Extracted data entries:
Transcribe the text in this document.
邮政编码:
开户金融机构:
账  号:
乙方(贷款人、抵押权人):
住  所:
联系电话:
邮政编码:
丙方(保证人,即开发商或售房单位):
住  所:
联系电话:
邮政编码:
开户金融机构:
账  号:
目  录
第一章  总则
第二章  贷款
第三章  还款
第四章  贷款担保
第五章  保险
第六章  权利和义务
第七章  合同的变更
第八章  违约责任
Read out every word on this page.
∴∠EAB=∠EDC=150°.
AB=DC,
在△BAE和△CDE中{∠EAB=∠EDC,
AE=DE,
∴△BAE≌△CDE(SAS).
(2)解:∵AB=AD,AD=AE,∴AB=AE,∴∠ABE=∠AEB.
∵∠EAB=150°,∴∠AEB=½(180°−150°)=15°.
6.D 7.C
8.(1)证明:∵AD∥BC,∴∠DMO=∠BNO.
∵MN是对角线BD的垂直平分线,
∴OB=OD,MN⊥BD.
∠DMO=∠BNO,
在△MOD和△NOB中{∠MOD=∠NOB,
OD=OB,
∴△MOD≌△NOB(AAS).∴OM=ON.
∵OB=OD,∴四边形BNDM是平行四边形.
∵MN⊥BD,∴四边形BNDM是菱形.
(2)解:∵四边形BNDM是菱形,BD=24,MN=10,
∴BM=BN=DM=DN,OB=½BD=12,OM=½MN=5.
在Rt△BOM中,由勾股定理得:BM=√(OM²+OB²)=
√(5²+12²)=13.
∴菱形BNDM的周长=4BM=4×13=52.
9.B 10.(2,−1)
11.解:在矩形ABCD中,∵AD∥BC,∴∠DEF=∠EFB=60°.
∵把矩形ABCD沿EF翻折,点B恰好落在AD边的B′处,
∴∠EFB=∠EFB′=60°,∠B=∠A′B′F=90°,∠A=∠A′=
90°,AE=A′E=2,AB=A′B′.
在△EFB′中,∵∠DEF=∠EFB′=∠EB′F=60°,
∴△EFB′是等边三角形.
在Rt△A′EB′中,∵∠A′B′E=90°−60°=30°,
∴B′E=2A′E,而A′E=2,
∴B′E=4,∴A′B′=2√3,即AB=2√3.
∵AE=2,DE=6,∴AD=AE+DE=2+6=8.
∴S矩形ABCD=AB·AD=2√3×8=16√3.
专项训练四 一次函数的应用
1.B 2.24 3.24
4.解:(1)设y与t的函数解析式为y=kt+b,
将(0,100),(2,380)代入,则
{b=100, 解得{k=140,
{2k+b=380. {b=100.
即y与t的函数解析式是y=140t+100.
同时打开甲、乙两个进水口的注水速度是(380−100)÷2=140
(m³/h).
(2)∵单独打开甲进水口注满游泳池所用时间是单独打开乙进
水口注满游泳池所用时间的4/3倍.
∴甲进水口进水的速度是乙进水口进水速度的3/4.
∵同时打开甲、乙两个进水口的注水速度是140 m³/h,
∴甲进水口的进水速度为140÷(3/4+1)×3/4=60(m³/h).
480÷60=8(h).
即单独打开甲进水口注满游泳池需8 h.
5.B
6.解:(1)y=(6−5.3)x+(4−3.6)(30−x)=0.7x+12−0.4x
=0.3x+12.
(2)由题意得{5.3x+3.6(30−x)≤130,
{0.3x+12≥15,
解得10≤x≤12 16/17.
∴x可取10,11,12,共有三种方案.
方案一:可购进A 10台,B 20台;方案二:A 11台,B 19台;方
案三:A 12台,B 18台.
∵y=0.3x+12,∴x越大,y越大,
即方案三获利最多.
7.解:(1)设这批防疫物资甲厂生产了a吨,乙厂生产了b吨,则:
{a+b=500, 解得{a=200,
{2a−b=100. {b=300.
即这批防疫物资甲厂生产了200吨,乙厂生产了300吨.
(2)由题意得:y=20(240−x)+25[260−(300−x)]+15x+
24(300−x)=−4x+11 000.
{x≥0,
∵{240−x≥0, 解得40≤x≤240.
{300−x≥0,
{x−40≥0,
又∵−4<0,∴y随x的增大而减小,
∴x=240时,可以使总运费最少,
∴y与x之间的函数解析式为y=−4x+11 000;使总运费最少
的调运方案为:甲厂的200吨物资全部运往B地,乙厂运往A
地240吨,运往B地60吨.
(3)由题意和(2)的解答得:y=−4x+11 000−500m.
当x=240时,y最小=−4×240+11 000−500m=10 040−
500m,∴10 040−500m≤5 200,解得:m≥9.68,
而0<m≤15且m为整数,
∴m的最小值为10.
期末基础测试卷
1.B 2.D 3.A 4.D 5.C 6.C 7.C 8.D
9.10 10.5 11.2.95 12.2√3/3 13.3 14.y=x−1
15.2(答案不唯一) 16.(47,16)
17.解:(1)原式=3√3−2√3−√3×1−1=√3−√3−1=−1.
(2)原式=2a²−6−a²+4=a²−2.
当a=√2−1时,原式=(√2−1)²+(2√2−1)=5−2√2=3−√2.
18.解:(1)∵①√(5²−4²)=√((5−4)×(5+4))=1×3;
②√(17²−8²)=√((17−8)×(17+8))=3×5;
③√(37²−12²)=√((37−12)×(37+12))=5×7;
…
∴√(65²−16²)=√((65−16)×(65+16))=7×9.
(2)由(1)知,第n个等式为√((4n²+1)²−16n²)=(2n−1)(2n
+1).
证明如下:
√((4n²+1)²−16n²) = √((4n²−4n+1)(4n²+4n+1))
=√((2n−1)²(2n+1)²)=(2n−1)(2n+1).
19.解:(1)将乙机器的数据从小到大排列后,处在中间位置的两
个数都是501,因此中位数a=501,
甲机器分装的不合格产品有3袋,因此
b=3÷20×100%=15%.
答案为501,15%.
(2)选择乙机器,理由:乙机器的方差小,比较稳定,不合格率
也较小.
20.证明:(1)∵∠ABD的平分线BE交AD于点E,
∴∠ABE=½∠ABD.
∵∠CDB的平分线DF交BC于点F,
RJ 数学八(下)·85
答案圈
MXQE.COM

*WHAT YOU WILL DO:*
Repeat the material in full, exactly as it stands.

*TASK RESULT:*
Transcribe the text in this document.
邮政编码:
开户金融机构:
账  号:
乙方(贷款人、抵押权人):
住  所:
联系电话:
邮政编码:
丙方(保证人,即开发商或售房单位):
住  所:
联系电话:
邮政编码:
开户金融机构:
账  号:
目  录
第一章  总则
第二章  贷款
第三章  还款
第四章  贷款担保
第五章  保险
第六章  权利和义务
第七章  合同的变更
第八章  违约责任
Read out every word on this page.
∴∠EAB=∠EDC=150°.
AB=DC,
在△BAE和△CDE中{∠EAB=∠EDC,
AE=DE,
∴△BAE≌△CDE(SAS).
(2)解:∵AB=AD,AD=AE,∴AB=AE,∴∠ABE=∠AEB.
∵∠EAB=150°,∴∠AEB=½(180°−150°)=15°.
6.D 7.C
8.(1)证明:∵AD∥BC,∴∠DMO=∠BNO.
∵MN是对角线BD的垂直平分线,
∴OB=OD,MN⊥BD.
∠DMO=∠BNO,
在△MOD和△NOB中{∠MOD=∠NOB,
OD=OB,
∴△MOD≌△NOB(AAS).∴OM=ON.
∵OB=OD,∴四边形BNDM是平行四边形.
∵MN⊥BD,∴四边形BNDM是菱形.
(2)解:∵四边形BNDM是菱形,BD=24,MN=10,
∴BM=BN=DM=DN,OB=½BD=12,OM=½MN=5.
在Rt△BOM中,由勾股定理得:BM=√(OM²+OB²)=
√(5²+12²)=13.
∴菱形BNDM的周长=4BM=4×13=52.
9.B 10.(2,−1)
11.解:在矩形ABCD中,∵AD∥BC,∴∠DEF=∠EFB=60°.
∵把矩形ABCD沿EF翻折,点B恰好落在AD边的B′处,
∴∠EFB=∠EFB′=60°,∠B=∠A′B′F=90°,∠A=∠A′=
90°,AE=A′E=2,AB=A′B′.
在△EFB′中,∵∠DEF=∠EFB′=∠EB′F=60°,
∴△EFB′是等边三角形.
在Rt△A′EB′中,∵∠A′B′E=90°−60°=30°,
∴B′E=2A′E,而A′E=2,
∴B′E=4,∴A′B′=2√3,即AB=2√3.
∵AE=2,DE=6,∴AD=AE+DE=2+6=8.
∴S矩形ABCD=AB·AD=2√3×8=16√3.
专项训练四 一次函数的应用
1.B 2.24 3.24
4.解:(1)设y与t的函数解析式为y=kt+b,
将(0,100),(2,380)代入,则
{b=100, 解得{k=140,
{2k+b=380. {b=100.
即y与t的函数解析式是y=140t+100.
同时打开甲、乙两个进水口的注水速度是(380−100)÷2=140
(m³/h).
(2)∵单独打开甲进水口注满游泳池所用时间是单独打开乙进
水口注满游泳池所用时间的4/3倍.
∴甲进水口进水的速度是乙进水口进水速度的3/4.
∵同时打开甲、乙两个进水口的注水速度是140 m³/h,
∴甲进水口的进水速度为140÷(3/4+1)×3/4=60(m³/h).
480÷60=8(h).
即单独打开甲进水口注满游泳池需8 h.
5.B
6.解:(1)y=(6−5.3)x+(4−3.6)(30−x)=0.7x+12−0.4x
=0.3x+12.
(2)由题意得{5.3x+3.6(30−x)≤130,
{0.3x+12≥15,
解得10≤x≤12 16/17.
∴x可取10,11,12,共有三种方案.
方案一:可购进A 10台,B 20台;方案二:A 11台,B 19台;方
案三:A 12台,B 18台.
∵y=0.3x+12,∴x越大,y越大,
即方案三获利最多.
7.解:(1)设这批防疫物资甲厂生产了a吨,乙厂生产了b吨,则:
{a+b=500, 解得{a=200,
{2a−b=100. {b=300.
即这批防疫物资甲厂生产了200吨,乙厂生产了300吨.
(2)由题意得:y=20(240−x)+25[260−(300−x)]+15x+
24(300−x)=−4x+11 000.
{x≥0,
∵{240−x≥0, 解得40≤x≤240.
{300−x≥0,
{x−40≥0,
又∵−4<0,∴y随x的增大而减小,
∴x=240时,可以使总运费最少,
∴y与x之间的函数解析式为y=−4x+11 000;使总运费最少
的调运方案为:甲厂的200吨物资全部运往B地,乙厂运往A
地240吨,运往B地60吨.
(3)由题意和(2)的解答得:y=−4x+11 000−500m.
当x=240时,y最小=−4×240+11 000−500m=10 040−
500m,∴10 040−500m≤5 200,解得:m≥9.68,
而0<m≤15且m为整数,
∴m的最小值为10.
期末基础测试卷
1.B 2.D 3.A 4.D 5.C 6.C 7.C 8.D
9.10 10.5 11.2.95 12.2√3/3 13.3 14.y=x−1
15.2(答案不唯一) 16.(47,16)
17.解:(1)原式=3√3−2√3−√3×1−1=√3−√3−1=−1.
(2)原式=2a²−6−a²+4=a²−2.
当a=√2−1时,原式=(√2−1)²+(2√2−1)=5−2√2=3−√2.
18.解:(1)∵①√(5²−4²)=√((5−4)×(5+4))=1×3;
②√(17²−8²)=√((17−8)×(17+8))=3×5;
③√(37²−12²)=√((37−12)×(37+12))=5×7;
…
∴√(65²−16²)=√((65−16)×(65+16))=7×9.
(2)由(1)知,第n个等式为√((4n²+1)²−16n²)=(2n−1)(2n
+1).
证明如下:
√((4n²+1)²−16n²) = √((4n²−4n+1)(4n²+4n+1))
=√((2n−1)²(2n+1)²)=(2n−1)(2n+1).
19.解:(1)将乙机器的数据从小到大排列后,处在中间位置的两
个数都是501,因此中位数a=501,
甲机器分装的不合格产品有3袋,因此
b=3÷20×100%=15%.
答案为501,15%.
(2)选择乙机器,理由:乙机器的方差小,比较稳定,不合格率
也较小.
20.证明:(1)∵∠ABD的平分线BE交AD于点E,
∴∠ABE=½∠ABD.
∵∠CDB的平分线DF交BC于点F,
RJ 数学八(下)·85
答案圈
MXQE.COM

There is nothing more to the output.